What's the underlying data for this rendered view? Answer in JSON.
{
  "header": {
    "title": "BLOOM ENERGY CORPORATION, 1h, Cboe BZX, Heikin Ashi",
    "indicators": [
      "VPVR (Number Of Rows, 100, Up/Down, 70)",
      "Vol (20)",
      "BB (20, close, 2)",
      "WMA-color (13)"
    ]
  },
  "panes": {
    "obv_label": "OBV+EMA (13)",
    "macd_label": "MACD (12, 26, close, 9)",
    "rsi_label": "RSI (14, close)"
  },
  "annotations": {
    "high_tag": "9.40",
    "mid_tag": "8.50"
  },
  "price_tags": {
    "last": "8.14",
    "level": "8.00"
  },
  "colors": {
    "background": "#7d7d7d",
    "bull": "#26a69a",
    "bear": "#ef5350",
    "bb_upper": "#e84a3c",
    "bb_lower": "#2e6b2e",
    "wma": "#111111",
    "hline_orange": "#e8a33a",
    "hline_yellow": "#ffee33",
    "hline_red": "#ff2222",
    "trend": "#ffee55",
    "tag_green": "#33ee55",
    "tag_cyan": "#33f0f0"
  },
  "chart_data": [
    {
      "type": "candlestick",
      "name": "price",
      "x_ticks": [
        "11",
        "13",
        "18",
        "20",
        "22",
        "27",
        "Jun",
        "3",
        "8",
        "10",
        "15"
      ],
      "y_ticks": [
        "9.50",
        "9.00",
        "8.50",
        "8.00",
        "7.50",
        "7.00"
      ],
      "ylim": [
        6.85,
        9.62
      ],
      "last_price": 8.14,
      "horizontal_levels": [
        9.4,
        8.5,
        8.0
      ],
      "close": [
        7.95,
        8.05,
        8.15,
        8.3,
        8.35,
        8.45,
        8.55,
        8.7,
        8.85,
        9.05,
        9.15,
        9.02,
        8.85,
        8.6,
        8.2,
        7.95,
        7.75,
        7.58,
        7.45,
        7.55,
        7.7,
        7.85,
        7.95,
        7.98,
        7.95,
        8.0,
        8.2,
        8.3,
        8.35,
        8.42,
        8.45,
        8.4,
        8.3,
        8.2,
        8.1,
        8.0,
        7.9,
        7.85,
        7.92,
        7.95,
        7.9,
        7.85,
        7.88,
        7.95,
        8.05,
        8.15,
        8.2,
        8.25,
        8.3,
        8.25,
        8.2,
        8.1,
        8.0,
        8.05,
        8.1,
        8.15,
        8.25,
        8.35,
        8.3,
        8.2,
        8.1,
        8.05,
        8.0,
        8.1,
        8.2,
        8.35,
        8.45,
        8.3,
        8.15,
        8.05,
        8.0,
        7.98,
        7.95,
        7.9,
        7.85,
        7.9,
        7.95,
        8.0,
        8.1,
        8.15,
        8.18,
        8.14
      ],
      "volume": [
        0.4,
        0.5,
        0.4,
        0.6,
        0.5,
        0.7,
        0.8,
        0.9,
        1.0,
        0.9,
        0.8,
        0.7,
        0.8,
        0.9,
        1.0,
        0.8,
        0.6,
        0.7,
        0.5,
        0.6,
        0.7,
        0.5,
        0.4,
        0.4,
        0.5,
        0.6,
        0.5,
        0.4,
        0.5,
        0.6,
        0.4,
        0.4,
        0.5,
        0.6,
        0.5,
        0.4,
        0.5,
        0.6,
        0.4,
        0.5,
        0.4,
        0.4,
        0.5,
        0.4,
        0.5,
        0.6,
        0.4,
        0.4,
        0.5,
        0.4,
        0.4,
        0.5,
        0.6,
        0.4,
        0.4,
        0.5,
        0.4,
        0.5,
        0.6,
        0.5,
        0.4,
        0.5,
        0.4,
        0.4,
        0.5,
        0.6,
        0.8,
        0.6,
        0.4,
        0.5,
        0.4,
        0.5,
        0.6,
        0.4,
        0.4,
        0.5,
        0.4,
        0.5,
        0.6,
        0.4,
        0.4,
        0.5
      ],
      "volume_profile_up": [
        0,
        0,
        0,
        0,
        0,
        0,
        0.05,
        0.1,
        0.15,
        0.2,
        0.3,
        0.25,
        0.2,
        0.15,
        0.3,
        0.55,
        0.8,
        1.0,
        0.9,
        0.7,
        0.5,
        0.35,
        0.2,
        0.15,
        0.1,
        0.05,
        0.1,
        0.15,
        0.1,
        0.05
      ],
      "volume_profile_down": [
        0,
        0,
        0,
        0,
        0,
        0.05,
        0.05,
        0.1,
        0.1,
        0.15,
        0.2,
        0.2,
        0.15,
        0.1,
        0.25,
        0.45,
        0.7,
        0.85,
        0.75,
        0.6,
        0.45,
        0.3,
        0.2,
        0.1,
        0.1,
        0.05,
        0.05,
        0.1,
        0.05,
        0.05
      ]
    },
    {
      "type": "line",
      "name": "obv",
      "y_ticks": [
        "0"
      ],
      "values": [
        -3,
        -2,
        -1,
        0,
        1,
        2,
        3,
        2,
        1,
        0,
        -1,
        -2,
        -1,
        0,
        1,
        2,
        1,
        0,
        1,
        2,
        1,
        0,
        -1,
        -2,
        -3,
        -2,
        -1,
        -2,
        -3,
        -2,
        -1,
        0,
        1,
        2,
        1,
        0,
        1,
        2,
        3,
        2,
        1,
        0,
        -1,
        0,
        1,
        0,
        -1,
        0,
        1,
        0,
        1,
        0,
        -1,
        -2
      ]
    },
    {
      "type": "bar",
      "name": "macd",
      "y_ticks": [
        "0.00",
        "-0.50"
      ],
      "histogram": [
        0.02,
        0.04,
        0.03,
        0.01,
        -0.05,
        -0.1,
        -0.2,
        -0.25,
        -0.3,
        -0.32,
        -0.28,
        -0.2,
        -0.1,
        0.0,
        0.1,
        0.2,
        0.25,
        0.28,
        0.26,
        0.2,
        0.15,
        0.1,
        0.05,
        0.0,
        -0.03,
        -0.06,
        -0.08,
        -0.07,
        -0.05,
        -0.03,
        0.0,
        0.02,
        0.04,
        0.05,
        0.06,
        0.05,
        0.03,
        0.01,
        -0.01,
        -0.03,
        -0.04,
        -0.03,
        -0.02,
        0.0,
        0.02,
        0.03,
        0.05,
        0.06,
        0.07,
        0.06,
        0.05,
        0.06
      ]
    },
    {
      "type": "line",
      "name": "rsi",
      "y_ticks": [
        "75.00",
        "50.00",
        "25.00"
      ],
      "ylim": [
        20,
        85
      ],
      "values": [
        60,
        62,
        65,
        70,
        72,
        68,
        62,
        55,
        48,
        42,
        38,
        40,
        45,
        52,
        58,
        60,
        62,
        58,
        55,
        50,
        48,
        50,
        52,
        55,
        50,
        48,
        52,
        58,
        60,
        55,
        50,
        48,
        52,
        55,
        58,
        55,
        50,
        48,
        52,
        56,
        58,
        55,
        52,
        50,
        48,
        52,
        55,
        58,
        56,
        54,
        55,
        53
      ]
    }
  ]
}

○ ○ ○ ○ ○

== Prompt ==
Every entry above should be retyped exactly as shown.

== Response to this exercise ==
What's the underlying data for this rendered view? Answer in JSON.
{
  "header": {
    "title": "BLOOM ENERGY CORPORATION, 1h, Cboe BZX, Heikin Ashi",
    "indicators": [
      "VPVR (Number Of Rows, 100, Up/Down, 70)",
      "Vol (20)",
      "BB (20, close, 2)",
      "WMA-color (13)"
    ]
  },
  "panes": {
    "obv_label": "OBV+EMA (13)",
    "macd_label": "MACD (12, 26, close, 9)",
    "rsi_label": "RSI (14, close)"
  },
  "annotations": {
    "high_tag": "9.40",
    "mid_tag": "8.50"
  },
  "price_tags": {
    "last": "8.14",
    "level": "8.00"
  },
  "colors": {
    "background": "#7d7d7d",
    "bull": "#26a69a",
    "bear": "#ef5350",
    "bb_upper": "#e84a3c",
    "bb_lower": "#2e6b2e",
    "wma": "#111111",
    "hline_orange": "#e8a33a",
    "hline_yellow": "#ffee33",
    "hline_red": "#ff2222",
    "trend": "#ffee55",
    "tag_green": "#33ee55",
    "tag_cyan": "#33f0f0"
  },
  "chart_data": [
    {
      "type": "candlestick",
      "name": "price",
      "x_ticks": [
        "11",
        "13",
        "18",
        "20",
        "22",
        "27",
        "Jun",
        "3",
        "8",
        "10",
        "15"
      ],
      "y_ticks": [
        "9.50",
        "9.00",
        "8.50",
        "8.00",
        "7.50",
        "7.00"
      ],
      "ylim": [
        6.85,
        9.62
      ],
      "last_price": 8.14,
      "horizontal_levels": [
        9.4,
        8.5,
        8.0
      ],
      "close": [
        7.95,
        8.05,
        8.15,
        8.3,
        8.35,
        8.45,
        8.55,
        8.7,
        8.85,
        9.05,
        9.15,
        9.02,
        8.85,
        8.6,
        8.2,
        7.95,
        7.75,
        7.58,
        7.45,
        7.55,
        7.7,
        7.85,
        7.95,
        7.98,
        7.95,
        8.0,
        8.2,
        8.3,
        8.35,
        8.42,
        8.45,
        8.4,
        8.3,
        8.2,
        8.1,
        8.0,
        7.9,
        7.85,
        7.92,
        7.95,
        7.9,
        7.85,
        7.88,
        7.95,
        8.05,
        8.15,
        8.2,
        8.25,
        8.3,
        8.25,
        8.2,
        8.1,
        8.0,
        8.05,
        8.1,
        8.15,
        8.25,
        8.35,
        8.3,
        8.2,
        8.1,
        8.05,
        8.0,
        8.1,
        8.2,
        8.35,
        8.45,
        8.3,
        8.15,
        8.05,
        8.0,
        7.98,
        7.95,
        7.9,
        7.85,
        7.9,
        7.95,
        8.0,
        8.1,
        8.15,
        8.18,
        8.14
      ],
      "volume": [
        0.4,
        0.5,
        0.4,
        0.6,
        0.5,
        0.7,
        0.8,
        0.9,
        1.0,
        0.9,
        0.8,
        0.7,
        0.8,
        0.9,
        1.0,
        0.8,
        0.6,
        0.7,
        0.5,
        0.6,
        0.7,
        0.5,
        0.4,
        0.4,
        0.5,
        0.6,
        0.5,
        0.4,
        0.5,
        0.6,
        0.4,
        0.4,
        0.5,
        0.6,
        0.5,
        0.4,
        0.5,
        0.6,
        0.4,
        0.5,
        0.4,
        0.4,
        0.5,
        0.4,
        0.5,
        0.6,
        0.4,
        0.4,
        0.5,
        0.4,
        0.4,
        0.5,
        0.6,
        0.4,
        0.4,
        0.5,
        0.4,
        0.5,
        0.6,
        0.5,
        0.4,
        0.5,
        0.4,
        0.4,
        0.5,
        0.6,
        0.8,
        0.6,
        0.4,
        0.5,
        0.4,
        0.5,
        0.6,
        0.4,
        0.4,
        0.5,
        0.4,
        0.5,
        0.6,
        0.4,
        0.4,
        0.5
      ],
      "volume_profile_up": [
        0,
        0,
        0,
        0,
        0,
        0,
        0.05,
        0.1,
        0.15,
        0.2,
        0.3,
        0.25,
        0.2,
        0.15,
        0.3,
        0.55,
        0.8,
        1.0,
        0.9,
        0.7,
        0.5,
        0.35,
        0.2,
        0.15,
        0.1,
        0.05,
        0.1,
        0.15,
        0.1,
        0.05
      ],
      "volume_profile_down": [
        0,
        0,
        0,
        0,
        0,
        0.05,
        0.05,
        0.1,
        0.1,
        0.15,
        0.2,
        0.2,
        0.15,
        0.1,
        0.25,
        0.45,
        0.7,
        0.85,
        0.75,
        0.6,
        0.45,
        0.3,
        0.2,
        0.1,
        0.1,
        0.05,
        0.05,
        0.1,
        0.05,
        0.05
      ]
    },
    {
      "type": "line",
      "name": "obv",
      "y_ticks": [
        "0"
      ],
      "values": [
        -3,
        -2,
        -1,
        0,
        1,
        2,
        3,
        2,
        1,
        0,
        -1,
        -2,
        -1,
        0,
        1,
        2,
        1,
        0,
        1,
        2,
        1,
        0,
        -1,
        -2,
        -3,
        -2,
        -1,
        -2,
        -3,
        -2,
        -1,
        0,
        1,
        2,
        1,
        0,
        1,
        2,
        3,
        2,
        1,
        0,
        -1,
        0,
        1,
        0,
        -1,
        0,
        1,
        0,
        1,
        0,
        -1,
        -2
      ]
    },
    {
      "type": "bar",
      "name": "macd",
      "y_ticks": [
        "0.00",
        "-0.50"
      ],
      "histogram": [
        0.02,
        0.04,
        0.03,
        0.01,
        -0.05,
        -0.1,
        -0.2,
        -0.25,
        -0.3,
        -0.32,
        -0.28,
        -0.2,
        -0.1,
        0.0,
        0.1,
        0.2,
        0.25,
        0.28,
        0.26,
        0.2,
        0.15,
        0.1,
        0.05,
        0.0,
        -0.03,
        -0.06,
        -0.08,
        -0.07,
        -0.05,
        -0.03,
        0.0,
        0.02,
        0.04,
        0.05,
        0.06,
        0.05,
        0.03,
        0.01,
        -0.01,
        -0.03,
        -0.04,
        -0.03,
        -0.02,
        0.0,
        0.02,
        0.03,
        0.05,
        0.06,
        0.07,
        0.06,
        0.05,
        0.06
      ]
    },
    {
      "type": "line",
      "name": "rsi",
      "y_ticks": [
        "75.00",
        "50.00",
        "25.00"
      ],
      "ylim": [
        20,
        85
      ],
      "values": [
        60,
        62,
        65,
        70,
        72,
        68,
        62,
        55,
        48,
        42,
        38,
        40,
        45,
        52,
        58,
        60,
        62,
        58,
        55,
        50,
        48,
        50,
        52,
        55,
        50,
        48,
        52,
        58,
        60,
        55,
        50,
        48,
        52,
        55,
        58,
        55,
        50,
        48,
        52,
        56,
        58,
        55,
        52,
        50,
        48,
        52,
        55,
        58,
        56,
        54,
        55,
        53
      ]
    }
  ]
}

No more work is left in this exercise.